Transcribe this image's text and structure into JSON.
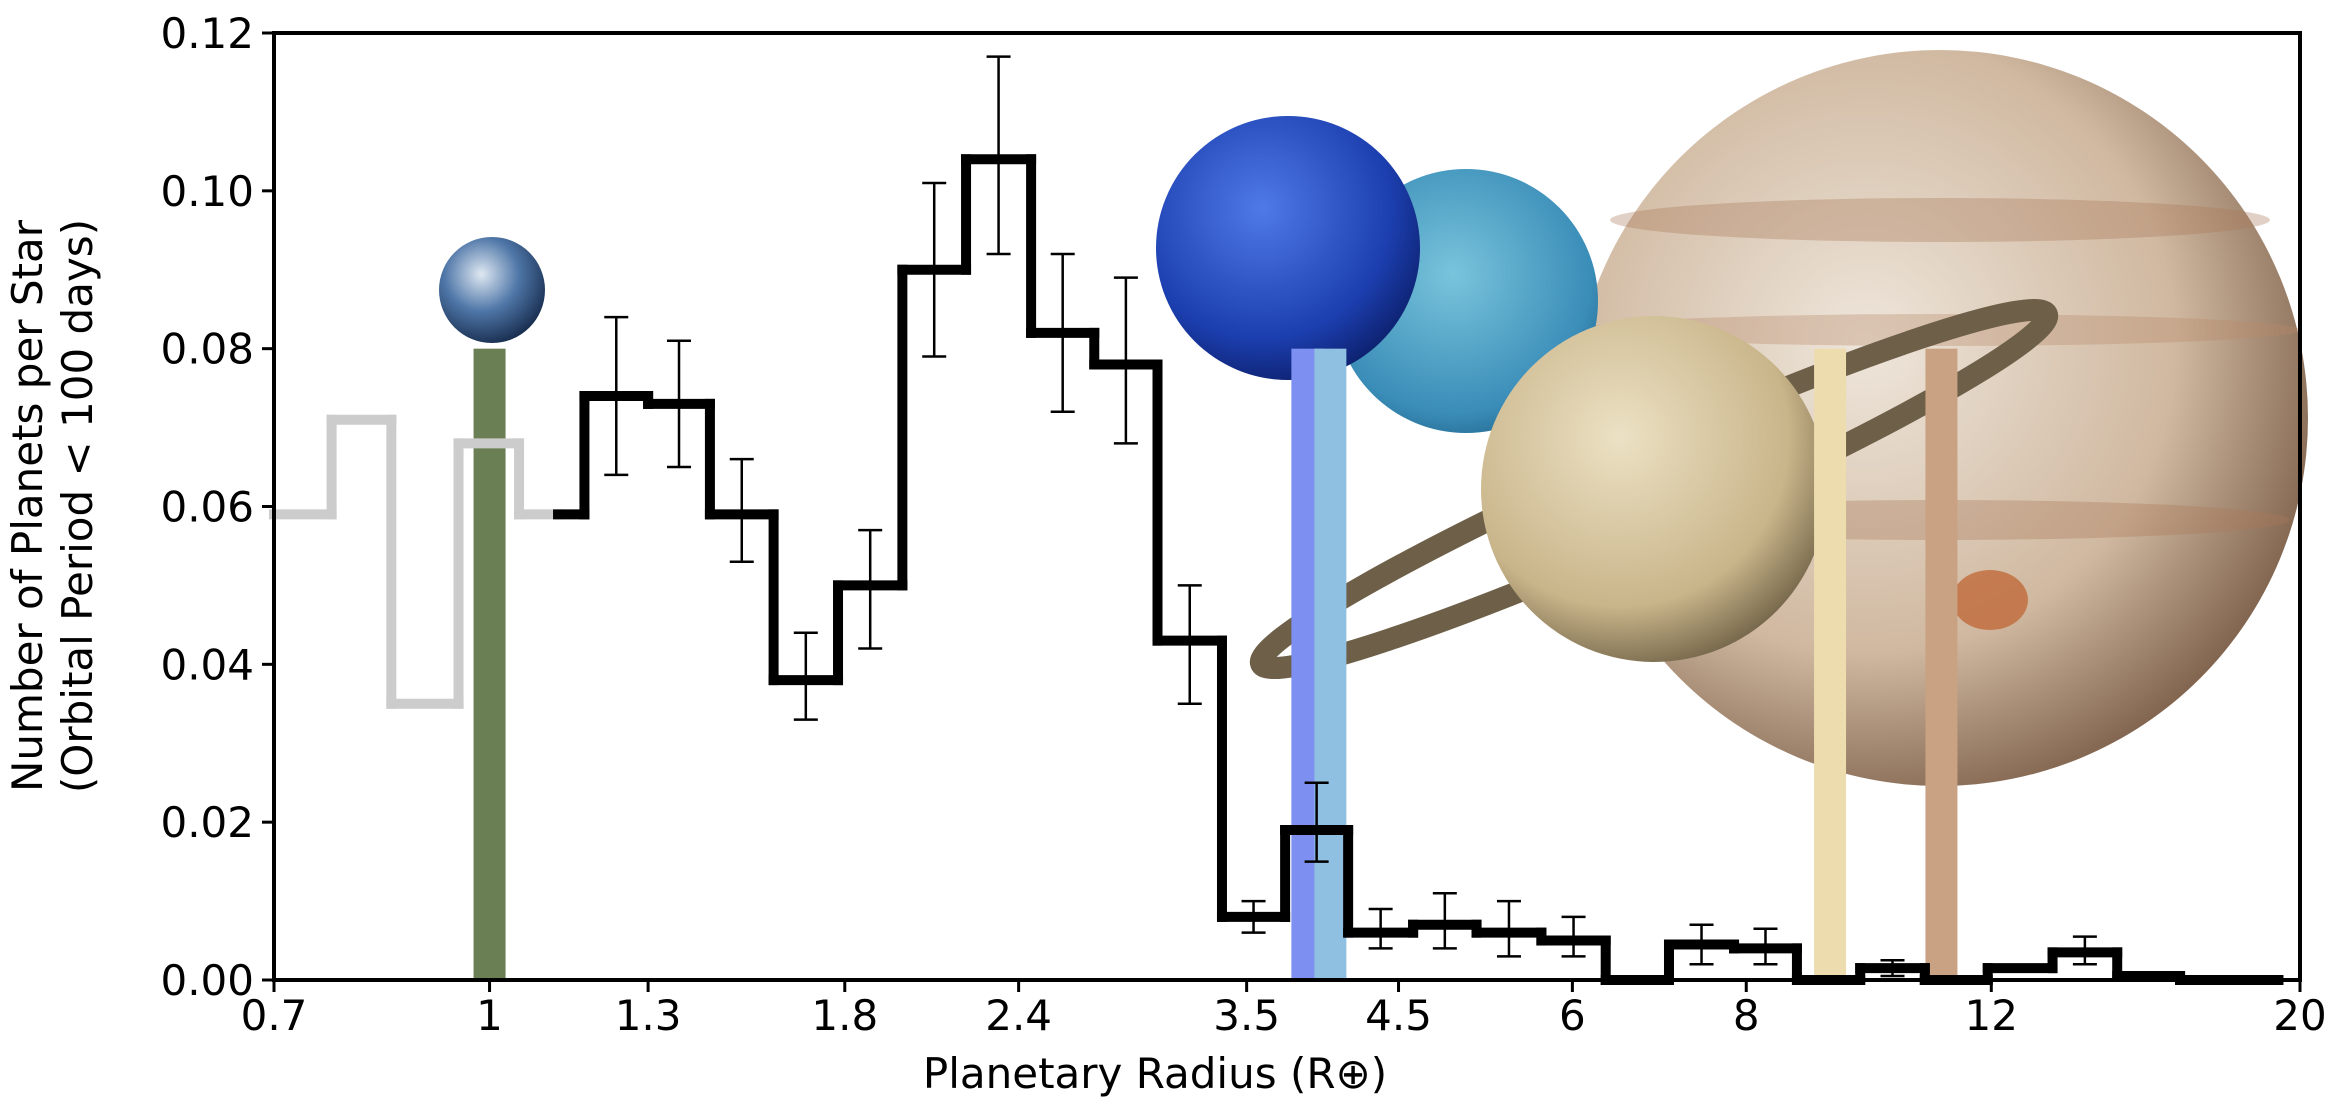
{
  "chart_data": {
    "type": "step-histogram",
    "xlabel": "Planetary Radius (R⊕)",
    "ylabel": [
      "Number of Planets per Star",
      "(Orbital Period < 100 days)"
    ],
    "xscale": "log",
    "xlim": [
      0.7,
      20
    ],
    "ylim": [
      0,
      0.12
    ],
    "xticks": [
      0.7,
      1,
      1.3,
      1.8,
      2.4,
      3.5,
      4.5,
      6,
      8,
      12,
      20
    ],
    "yticks": [
      {
        "value": 0,
        "label": "0.00"
      },
      {
        "value": 0.02,
        "label": "0.02"
      },
      {
        "value": 0.04,
        "label": "0.04"
      },
      {
        "value": 0.06,
        "label": "0.06"
      },
      {
        "value": 0.08,
        "label": "0.08"
      },
      {
        "value": 0.1,
        "label": "0.10"
      },
      {
        "value": 0.12,
        "label": "0.12"
      }
    ],
    "series": [
      {
        "color": "#cccccc",
        "bins": [
          0.7,
          0.77,
          0.85,
          0.95,
          1.05,
          1.12
        ],
        "values": [
          0.059,
          0.071,
          0.035,
          0.068,
          0.059
        ]
      },
      {
        "color": "#000000",
        "bins": [
          1.12,
          1.17,
          1.3,
          1.44,
          1.6,
          1.78,
          1.98,
          2.2,
          2.45,
          2.72,
          3.02,
          3.36,
          3.73,
          4.14,
          4.61,
          5.12,
          5.7,
          6.34,
          7.04,
          7.84,
          8.7,
          9.66,
          10.75,
          11.93,
          13.28,
          14.78,
          16.4,
          19.3
        ],
        "values": [
          0.059,
          0.074,
          0.073,
          0.059,
          0.038,
          0.05,
          0.09,
          0.104,
          0.082,
          0.078,
          0.043,
          0.008,
          0.019,
          0.006,
          0.007,
          0.006,
          0.005,
          0,
          0.0045,
          0.004,
          0,
          0.0015,
          0,
          0.0015,
          0.0035,
          0.0005,
          0
        ],
        "err_low": [
          null,
          0.064,
          0.065,
          0.053,
          0.033,
          0.042,
          0.079,
          0.092,
          0.072,
          0.068,
          0.035,
          0.006,
          0.015,
          0.004,
          0.004,
          0.003,
          0.003,
          null,
          0.002,
          0.002,
          null,
          0.0005,
          null,
          null,
          0.002,
          null,
          null
        ],
        "err_high": [
          null,
          0.084,
          0.081,
          0.066,
          0.044,
          0.057,
          0.101,
          0.117,
          0.092,
          0.089,
          0.05,
          0.01,
          0.025,
          0.009,
          0.011,
          0.01,
          0.008,
          null,
          0.007,
          0.0065,
          null,
          0.0025,
          null,
          null,
          0.0055,
          null,
          null
        ]
      }
    ],
    "markers": {
      "x": [
        1,
        3.87,
        4.02,
        9.19,
        11.05
      ],
      "values": [
        0.08,
        0.08,
        0.08,
        0.08,
        0.08
      ],
      "colors": [
        "#6b7f55",
        "#7d8ff0",
        "#8fc0e2",
        "#ecdcae",
        "#c9a183"
      ]
    }
  }
}
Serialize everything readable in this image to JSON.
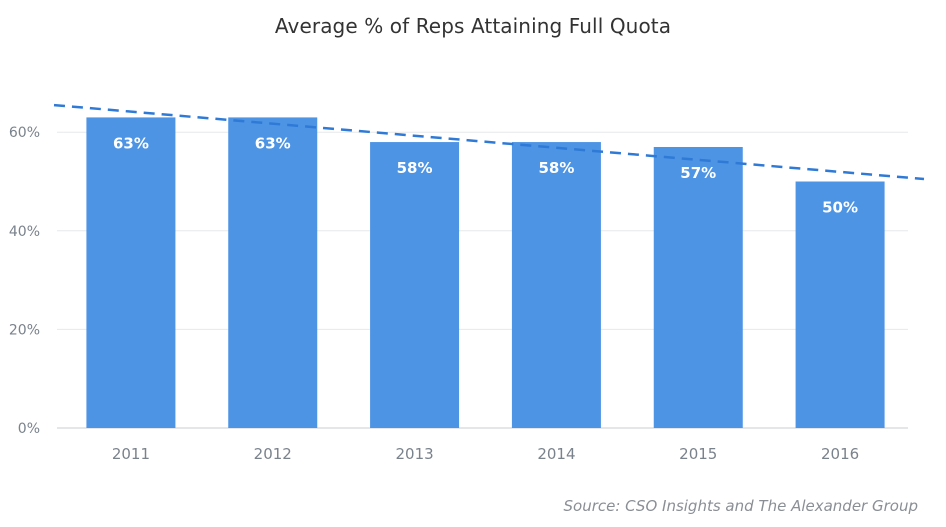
{
  "chart_data": {
    "type": "bar",
    "title": "Average % of Reps Attaining Full Quota",
    "categories": [
      "2011",
      "2012",
      "2013",
      "2014",
      "2015",
      "2016"
    ],
    "values": [
      63,
      63,
      58,
      58,
      57,
      50
    ],
    "data_labels": [
      "63%",
      "63%",
      "58%",
      "58%",
      "57%",
      "50%"
    ],
    "ylim": [
      0,
      70
    ],
    "yticks": [
      0,
      20,
      40,
      60
    ],
    "ytick_labels": [
      "0%",
      "20%",
      "40%",
      "60%"
    ],
    "xlabel": "",
    "ylabel": "",
    "grid": true,
    "trendline": {
      "style": "dashed",
      "start": 65.5,
      "end": 50.5
    },
    "colors": {
      "bar": "#4d94e5",
      "trendline": "#2f7ad6",
      "grid": "#e6e8ea"
    }
  },
  "source": "Source: CSO Insights and The Alexander Group"
}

### PROMPT
Identify the lines above with the word "image". Copy them.

### EXERCISE RESULT
Transcribe this image's text and structure into JSON.
Serialize everything readable in this image to JSON.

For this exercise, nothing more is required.